Provided data —

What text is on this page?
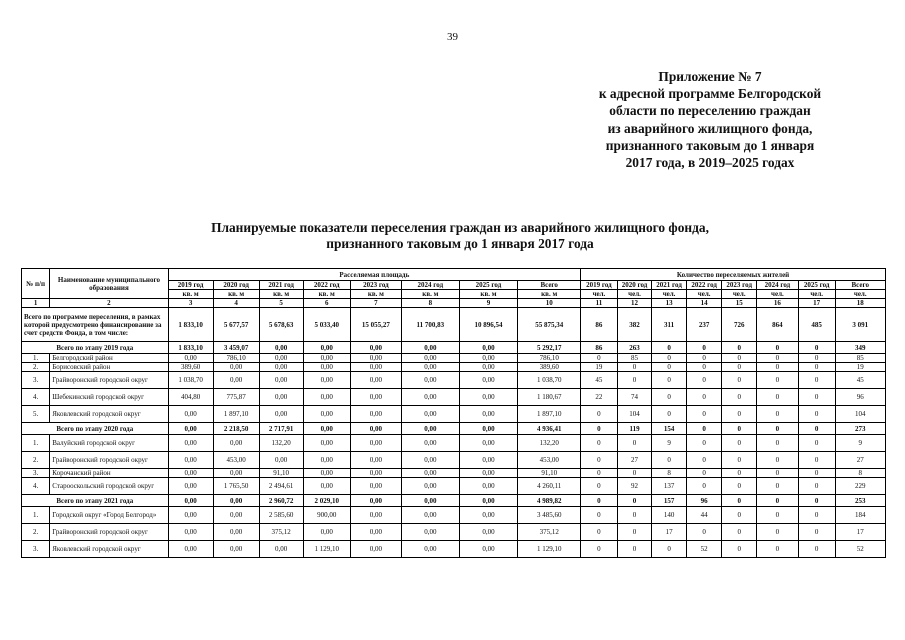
39
Приложение № 7
к адресной программе Белгородской
области по переселению граждан
из аварийного жилищного фонда,
признанного таковым до 1 января
2017 года, в 2019–2025 годах
Планируемые показатели переселения граждан из аварийного жилищного фонда,
признанного таковым до 1 января 2017 года
№ п/п	Наименование муниципального образования	Расселяемая площадь								Количество переселяемых жителей							
		2019 год	2020 год	2021 год	2022 год	2023 год	2024 год	2025 год	Всего	2019 год	2020 год	2021 год	2022 год	2023 год	2024 год	2025 год	Всего
		кв. м	кв. м	кв. м	кв. м	кв. м	кв. м	кв. м	кв. м	чел.	чел.	чел.	чел.	чел.	чел.	чел.	чел.
1	2	3	4	5	6	7	8	9	10	11	12	13	14	15	16	17	18
Всего по программе переселения, в рамках которой предусмотрено финансирование за счет средств Фонда, в том числе:		1 833,10	5 677,57	5 678,63	5 033,40	15 055,27	11 700,83	10 896,54	55 875,34	86	382	311	237	726	864	485	3 091
Всего по этапу 2019 года		1 833,10	3 459,07	0,00	0,00	0,00	0,00	0,00	5 292,17	86	263	0	0	0	0	0	349
1.	Белгородский район	0,00	786,10	0,00	0,00	0,00	0,00	0,00	786,10	0	85	0	0	0	0	0	85
2.	Борисовский район	389,60	0,00	0,00	0,00	0,00	0,00	0,00	389,60	19	0	0	0	0	0	0	19
3.	Грайворонский городской округ	1 038,70	0,00	0,00	0,00	0,00	0,00	0,00	1 038,70	45	0	0	0	0	0	0	45
4.	Шебекинский городской округ	404,80	775,87	0,00	0,00	0,00	0,00	0,00	1 180,67	22	74	0	0	0	0	0	96
5.	Яковлевский городской округ	0,00	1 897,10	0,00	0,00	0,00	0,00	0,00	1 897,10	0	104	0	0	0	0	0	104
Всего по этапу 2020 года		0,00	2 218,50	2 717,91	0,00	0,00	0,00	0,00	4 936,41	0	119	154	0	0	0	0	273
1.	Валуйский городской округ	0,00	0,00	132,20	0,00	0,00	0,00	0,00	132,20	0	0	9	0	0	0	0	9
2.	Грайворонский городской округ	0,00	453,00	0,00	0,00	0,00	0,00	0,00	453,00	0	27	0	0	0	0	0	27
3.	Корочанский район	0,00	0,00	91,10	0,00	0,00	0,00	0,00	91,10	0	0	8	0	0	0	0	8
4.	Старооскольский городской округ	0,00	1 765,50	2 494,61	0,00	0,00	0,00	0,00	4 260,11	0	92	137	0	0	0	0	229
Всего по этапу 2021 года		0,00	0,00	2 960,72	2 029,10	0,00	0,00	0,00	4 989,82	0	0	157	96	0	0	0	253
1.	Городской округ «Город Белгород»	0,00	0,00	2 585,60	900,00	0,00	0,00	0,00	3 485,60	0	0	140	44	0	0	0	184
2.	Грайворонский городской округ	0,00	0,00	375,12	0,00	0,00	0,00	0,00	375,12	0	0	17	0	0	0	0	17
3.	Яковлевский городской округ	0,00	0,00	0,00	1 129,10	0,00	0,00	0,00	1 129,10	0	0	0	52	0	0	0	52
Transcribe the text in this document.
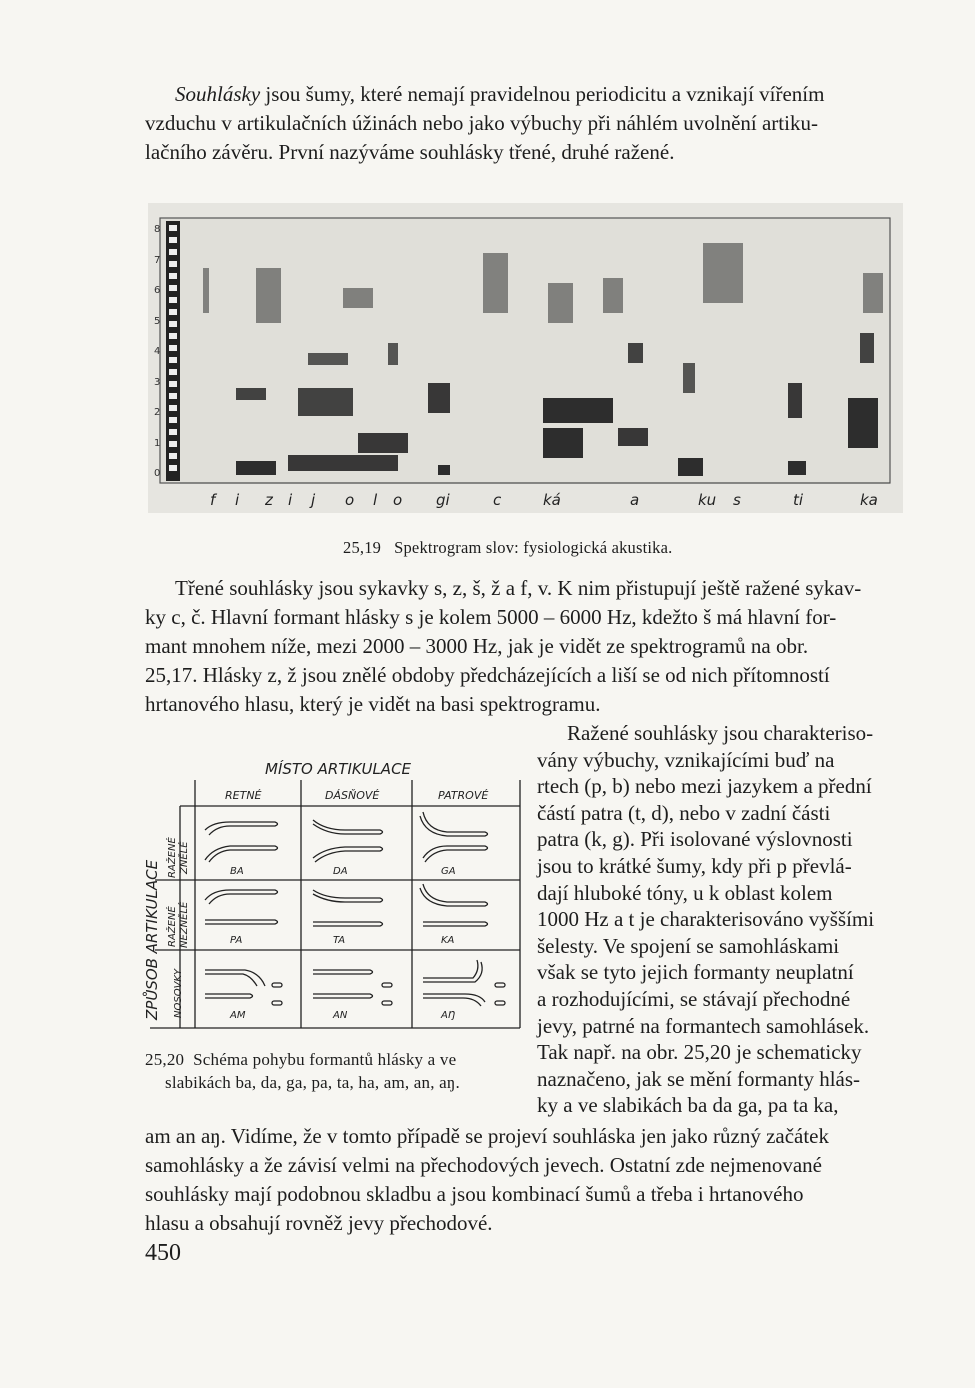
Souhlásky jsou šumy, které nemají pravidelnou periodicitu a vznikají vířením

vzduchu v artikulačních úžinách nebo jako výbuchy při náhlém uvolnění artiku-

lačního závěru. První nazýváme souhlásky třené, druhé ražené.

8
7
6
5
4
3
2
1
0
f i z i j o l o gi	c	ká	a	ku s	ti	ka
25,19 Spektrogram slov: fysiologická akustika.

Třené souhlásky jsou sykavky s, z, š, ž a f, v. K nim přistupují ještě ražené sykav-

ky c, č. Hlavní formant hlásky s je kolem 5000 – 6000 Hz, kdežto š má hlavní for-

mant mnohem níže, mezi 2000 – 3000 Hz, jak je vidět ze spektrogramů na obr.

25,17. Hlásky z, ž jsou znělé obdoby předcházejících a liší se od nich přítomností

hrtanového hlasu, který je vidět na basi spektrogramu.

MÍSTO ARTIKULACE
RETNÉ	DÁSŇOVÉ	PATROVÉ
ZPŮSOB ARTIKULACE
RAŽENÉ ZNĚLÉ
RAŽENÉ NEZNĚLÉ
NOSOVKY
BA	DA	GA
PA	TA	KA
AM	AN	AŊ
25,20 Schéma pohybu formantů hlásky a ve
slabikách ba, da, ga, pa, ta, ha, am, an, aŋ.

Ražené souhlásky jsou charakteriso-

vány výbuchy, vznikajícími buď na

rtech (p, b) nebo mezi jazykem a přední

částí patra (t, d), nebo v zadní části

patra (k, g). Při isolované výslovnosti

jsou to krátké šumy, kdy při p převlá-

dají hluboké tóny, u k oblast kolem

1000 Hz a t je charakterisováno vyššími

šelesty. Ve spojení se samohláskami

však se tyto jejich formanty neuplatní

a rozhodujícími, se stávají přechodné

jevy, patrné na formantech samohlásek.

Tak např. na obr. 25,20 je schematicky

naznačeno, jak se mění formanty hlás-

ky a ve slabikách ba da ga, pa ta ka,

am an aŋ. Vidíme, že v tomto případě se projeví souhláska jen jako různý začátek

samohlásky a že závisí velmi na přechodových jevech. Ostatní zde nejmenované

souhlásky mají podobnou skladbu a jsou kombinací šumů a třeba i hrtanového

hlasu a obsahují rovněž jevy přechodové.

450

Exercise — Every record above should be written out again exactly; the pictures stay out of the copy.

Expected answer —
What text is on this page?
39
Приложение № 7
к адресной программе Белгородской
области по переселению граждан
из аварийного жилищного фонда,
признанного таковым до 1 января
2017 года, в 2019–2025 годах
Планируемые показатели переселения граждан из аварийного жилищного фонда,
признанного таковым до 1 января 2017 года
№ п/п	Наименование муниципального образования	Расселяемая площадь								Количество переселяемых жителей							
		2019 год	2020 год	2021 год	2022 год	2023 год	2024 год	2025 год	Всего	2019 год	2020 год	2021 год	2022 год	2023 год	2024 год	2025 год	Всего
		кв. м	кв. м	кв. м	кв. м	кв. м	кв. м	кв. м	кв. м	чел.	чел.	чел.	чел.	чел.	чел.	чел.	чел.
1	2	3	4	5	6	7	8	9	10	11	12	13	14	15	16	17	18
Всего по программе переселения, в рамках которой предусмотрено финансирование за счет средств Фонда, в том числе:		1 833,10	5 677,57	5 678,63	5 033,40	15 055,27	11 700,83	10 896,54	55 875,34	86	382	311	237	726	864	485	3 091
Всего по этапу 2019 года		1 833,10	3 459,07	0,00	0,00	0,00	0,00	0,00	5 292,17	86	263	0	0	0	0	0	349
1.	Белгородский район	0,00	786,10	0,00	0,00	0,00	0,00	0,00	786,10	0	85	0	0	0	0	0	85
2.	Борисовский район	389,60	0,00	0,00	0,00	0,00	0,00	0,00	389,60	19	0	0	0	0	0	0	19
3.	Грайворонский городской округ	1 038,70	0,00	0,00	0,00	0,00	0,00	0,00	1 038,70	45	0	0	0	0	0	0	45
4.	Шебекинский городской округ	404,80	775,87	0,00	0,00	0,00	0,00	0,00	1 180,67	22	74	0	0	0	0	0	96
5.	Яковлевский городской округ	0,00	1 897,10	0,00	0,00	0,00	0,00	0,00	1 897,10	0	104	0	0	0	0	0	104
Всего по этапу 2020 года		0,00	2 218,50	2 717,91	0,00	0,00	0,00	0,00	4 936,41	0	119	154	0	0	0	0	273
1.	Валуйский городской округ	0,00	0,00	132,20	0,00	0,00	0,00	0,00	132,20	0	0	9	0	0	0	0	9
2.	Грайворонский городской округ	0,00	453,00	0,00	0,00	0,00	0,00	0,00	453,00	0	27	0	0	0	0	0	27
3.	Корочанский район	0,00	0,00	91,10	0,00	0,00	0,00	0,00	91,10	0	0	8	0	0	0	0	8
4.	Старооскольский городской округ	0,00	1 765,50	2 494,61	0,00	0,00	0,00	0,00	4 260,11	0	92	137	0	0	0	0	229
Всего по этапу 2021 года		0,00	0,00	2 960,72	2 029,10	0,00	0,00	0,00	4 989,82	0	0	157	96	0	0	0	253
1.	Городской округ «Город Белгород»	0,00	0,00	2 585,60	900,00	0,00	0,00	0,00	3 485,60	0	0	140	44	0	0	0	184
2.	Грайворонский городской округ	0,00	0,00	375,12	0,00	0,00	0,00	0,00	375,12	0	0	17	0	0	0	0	17
3.	Яковлевский городской округ	0,00	0,00	0,00	1 129,10	0,00	0,00	0,00	1 129,10	0	0	0	52	0	0	0	52
Transcribe the text in this document.
Souhlásky jsou šumy, které nemají pravidelnou periodicitu a vznikají vířením

vzduchu v artikulačních úžinách nebo jako výbuchy při náhlém uvolnění artiku-

lačního závěru. První nazýváme souhlásky třené, druhé ražené.

8
7
6
5
4
3
2
1
0
f i z i j o l o gi	c	ká	a	ku s	ti	ka
25,19 Spektrogram slov: fysiologická akustika.

Třené souhlásky jsou sykavky s, z, š, ž a f, v. K nim přistupují ještě ražené sykav-

ky c, č. Hlavní formant hlásky s je kolem 5000 – 6000 Hz, kdežto š má hlavní for-

mant mnohem níže, mezi 2000 – 3000 Hz, jak je vidět ze spektrogramů na obr.

25,17. Hlásky z, ž jsou znělé obdoby předcházejících a liší se od nich přítomností

hrtanového hlasu, který je vidět na basi spektrogramu.

MÍSTO ARTIKULACE
RETNÉ	DÁSŇOVÉ	PATROVÉ
ZPŮSOB ARTIKULACE
RAŽENÉ ZNĚLÉ
RAŽENÉ NEZNĚLÉ
NOSOVKY
BA	DA	GA
PA	TA	KA
AM	AN	AŊ
25,20 Schéma pohybu formantů hlásky a ve
slabikách ba, da, ga, pa, ta, ha, am, an, aŋ.

Ražené souhlásky jsou charakteriso-

vány výbuchy, vznikajícími buď na

rtech (p, b) nebo mezi jazykem a přední

částí patra (t, d), nebo v zadní části

patra (k, g). Při isolované výslovnosti

jsou to krátké šumy, kdy při p převlá-

dají hluboké tóny, u k oblast kolem

1000 Hz a t je charakterisováno vyššími

šelesty. Ve spojení se samohláskami

však se tyto jejich formanty neuplatní

a rozhodujícími, se stávají přechodné

jevy, patrné na formantech samohlásek.

Tak např. na obr. 25,20 je schematicky

naznačeno, jak se mění formanty hlás-

ky a ve slabikách ba da ga, pa ta ka,

am an aŋ. Vidíme, že v tomto případě se projeví souhláska jen jako různý začátek

samohlásky a že závisí velmi na přechodových jevech. Ostatní zde nejmenované

souhlásky mají podobnou skladbu a jsou kombinací šumů a třeba i hrtanového

hlasu a obsahují rovněž jevy přechodové.

450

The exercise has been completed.